_TASK PROMPT:_ Repeat each entry exactly and drop the pictures.

_RECORDS FOR THIS EXERCISE:_
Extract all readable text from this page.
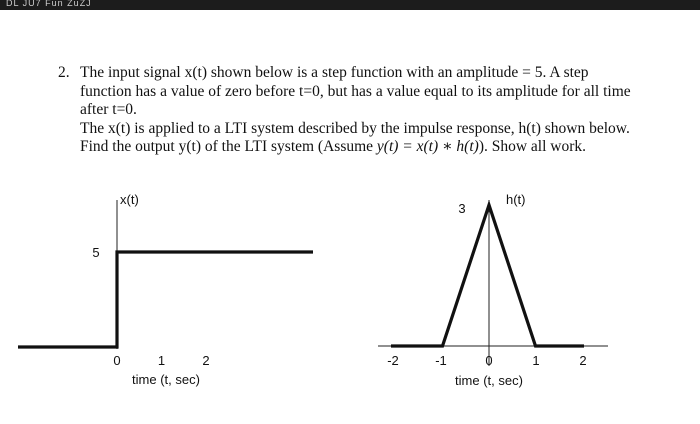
DL JU7 Fun ZuZJ
2. The input signal x(t) shown below is a step function with an amplitude = 5. A step function has a value of zero before t=0, but has a value equal to its amplitude for all time after t=0.

The x(t) is applied to a LTI system described by the impulse response, h(t) shown below. Find the output y(t) of the LTI system (Assume y(t) = x(t) ∗ h(t)). Show all work.

x(t)
5
0	1	2
time (t, sec)
h(t)
3
-2	-1	0	1	2
time (t, sec)
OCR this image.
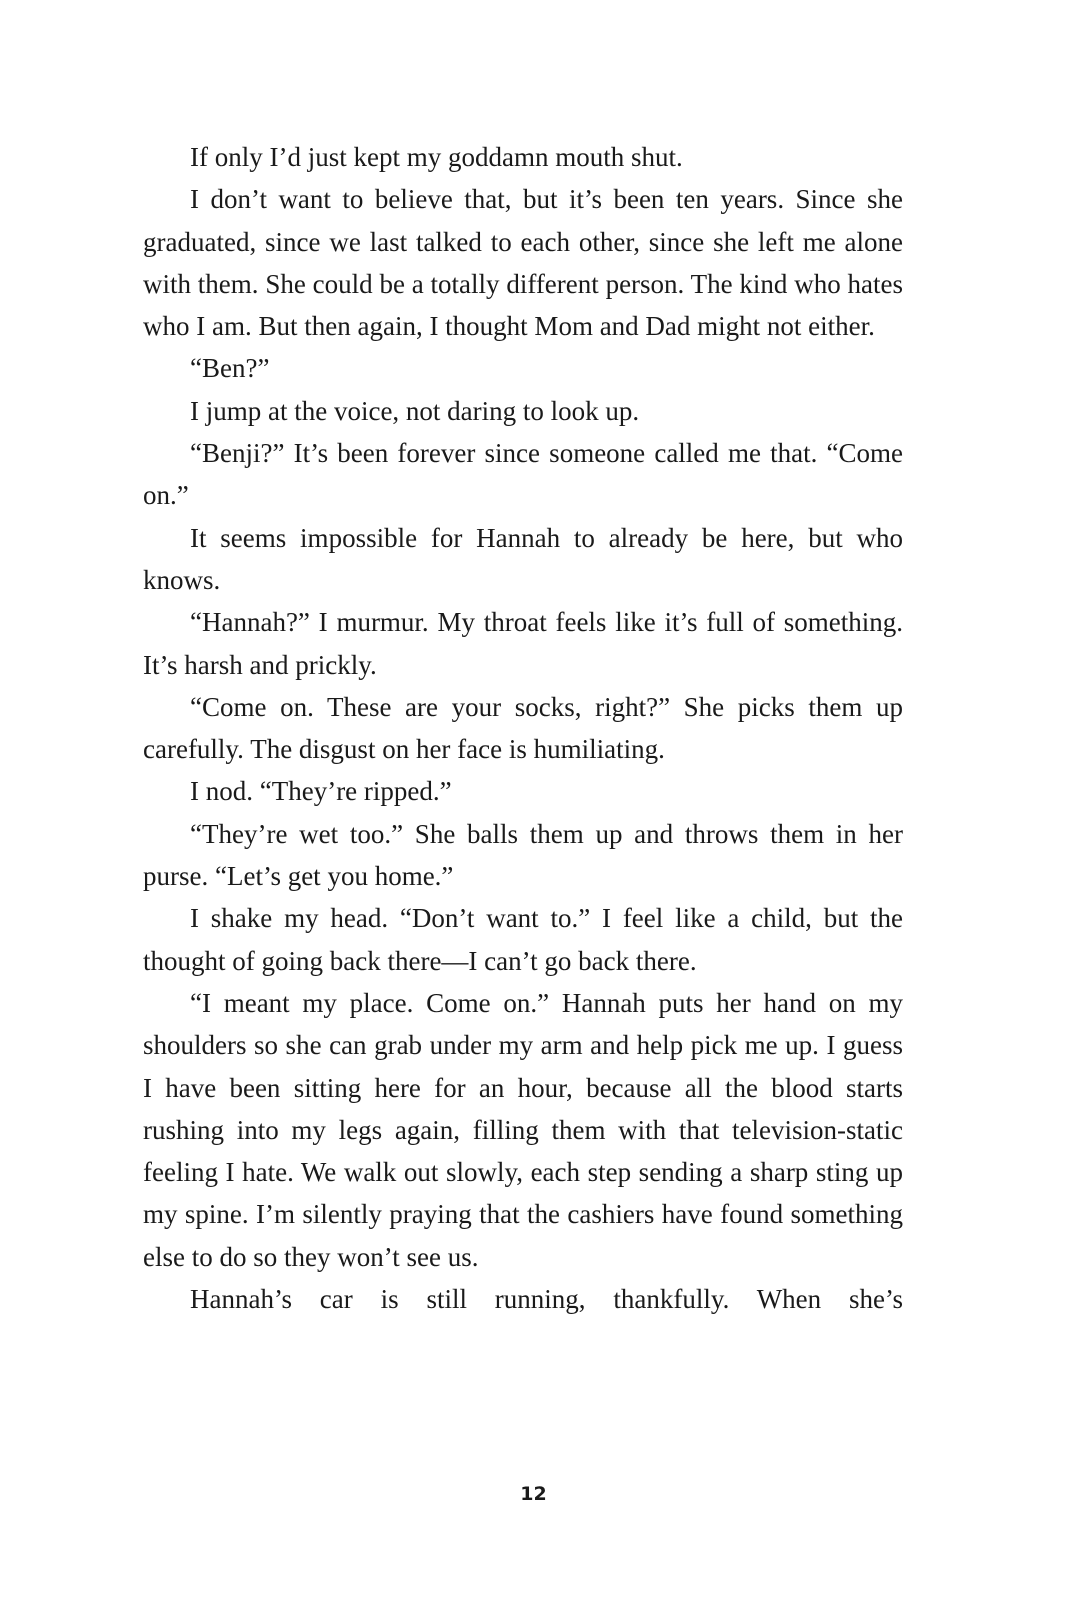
If only I’d just kept my goddamn mouth shut.

I don’t want to believe that, but it’s been ten years. Since she graduated, since we last talked to each other, since she left me alone with them. She could be a totally different person. The kind who hates who I am. But then again, I thought Mom and Dad might not either.

“Ben?”

I jump at the voice, not daring to look up.

“Benji?” It’s been forever since someone called me that. “Come on.”

It seems impossible for Hannah to already be here, but who knows.

“Hannah?” I murmur. My throat feels like it’s full of something. It’s harsh and prickly.

“Come on. These are your socks, right?” She picks them up carefully. The disgust on her face is humiliating.

I nod. “They’re ripped.”

“They’re wet too.” She balls them up and throws them in her purse. “Let’s get you home.”

I shake my head. “Don’t want to.” I feel like a child, but the thought of going back there—I can’t go back there.

“I meant my place. Come on.” Hannah puts her hand on my shoulders so she can grab under my arm and help pick me up. I guess I have been sitting here for an hour, because all the blood starts rushing into my legs again, filling them with that television-static feeling I hate. We walk out slowly, each step sending a sharp sting up my spine. I’m silently praying that the cashiers have found something else to do so they won’t see us.

Hannah’s car is still running, thankfully. When she’s

12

_CORRECT OUTPUT:_
Extract all readable text from this page.
DL JU7 Fun ZuZJ
2. The input signal x(t) shown below is a step function with an amplitude = 5. A step function has a value of zero before t=0, but has a value equal to its amplitude for all time after t=0.

The x(t) is applied to a LTI system described by the impulse response, h(t) shown below. Find the output y(t) of the LTI system (Assume y(t) = x(t) ∗ h(t)). Show all work.

x(t)
5
0	1	2
time (t, sec)
h(t)
3
-2	-1	0	1	2
time (t, sec)
OCR this image.
If only I’d just kept my goddamn mouth shut.

I don’t want to believe that, but it’s been ten years. Since she graduated, since we last talked to each other, since she left me alone with them. She could be a totally different person. The kind who hates who I am. But then again, I thought Mom and Dad might not either.

“Ben?”

I jump at the voice, not daring to look up.

“Benji?” It’s been forever since someone called me that. “Come on.”

It seems impossible for Hannah to already be here, but who knows.

“Hannah?” I murmur. My throat feels like it’s full of something. It’s harsh and prickly.

“Come on. These are your socks, right?” She picks them up carefully. The disgust on her face is humiliating.

I nod. “They’re ripped.”

“They’re wet too.” She balls them up and throws them in her purse. “Let’s get you home.”

I shake my head. “Don’t want to.” I feel like a child, but the thought of going back there—I can’t go back there.

“I meant my place. Come on.” Hannah puts her hand on my shoulders so she can grab under my arm and help pick me up. I guess I have been sitting here for an hour, because all the blood starts rushing into my legs again, filling them with that television-static feeling I hate. We walk out slowly, each step sending a sharp sting up my spine. I’m silently praying that the cashiers have found something else to do so they won’t see us.

Hannah’s car is still running, thankfully. When she’s

12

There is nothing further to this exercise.